Omit every image, and transcribe the remaining entries exactly as given.
═══ RECORDS SUPPLIED
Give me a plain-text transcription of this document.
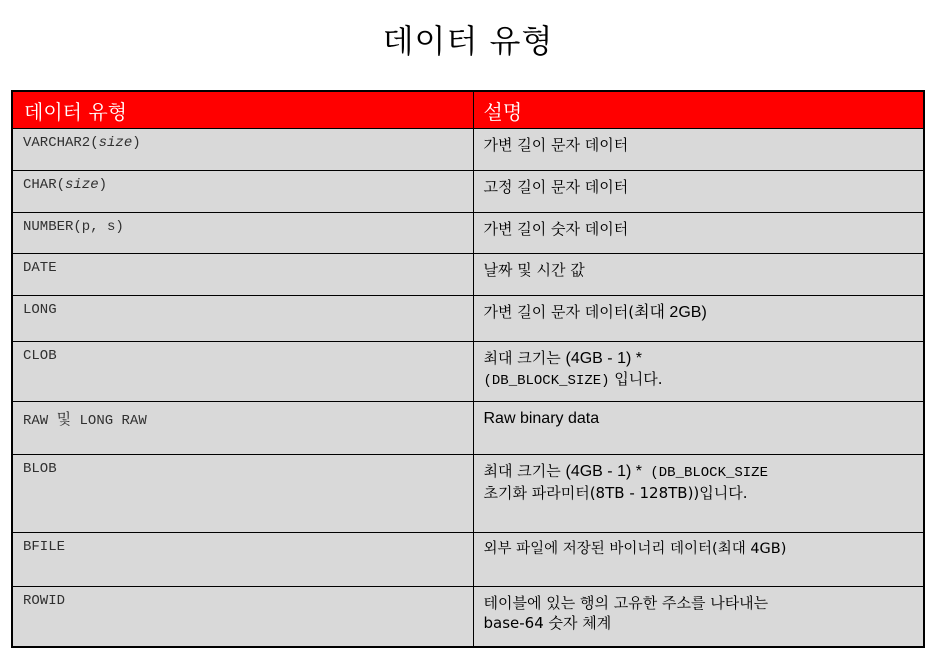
데이터 유형
데이터 유형	설명
VARCHAR2(size)	가변 길이 문자 데이터
CHAR(size)	고정 길이 문자 데이터
NUMBER(p, s)	가변 길이 숫자 데이터
DATE	날짜 및 시간 값
LONG	가변 길이 문자 데이터(최대 2GB)
CLOB	최대 크기는 (4GB - 1) *
(DB_BLOCK_SIZE) 입니다.
RAW 및 LONG RAW	Raw binary data
BLOB	최대 크기는 (4GB - 1) * (DB_BLOCK_SIZE
초기화 파라미터(8TB - 128TB))입니다.
BFILE	외부 파일에 저장된 바이너리 데이터(최대 4GB)
ROWID	테이블에 있는 행의 고유한 주소를 나타내는
base-64 숫자 체계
══════
**THE COMPLETED TASK**.
Give me a plain-text transcription of this document.
데이터 유형
데이터 유형	설명
VARCHAR2(size)	가변 길이 문자 데이터
CHAR(size)	고정 길이 문자 데이터
NUMBER(p, s)	가변 길이 숫자 데이터
DATE	날짜 및 시간 값
LONG	가변 길이 문자 데이터(최대 2GB)
CLOB	최대 크기는 (4GB - 1) *
(DB_BLOCK_SIZE) 입니다.
RAW 및 LONG RAW	Raw binary data
BLOB	최대 크기는 (4GB - 1) * (DB_BLOCK_SIZE
초기화 파라미터(8TB - 128TB))입니다.
BFILE	외부 파일에 저장된 바이너리 데이터(최대 4GB)
ROWID	테이블에 있는 행의 고유한 주소를 나타내는
base-64 숫자 체계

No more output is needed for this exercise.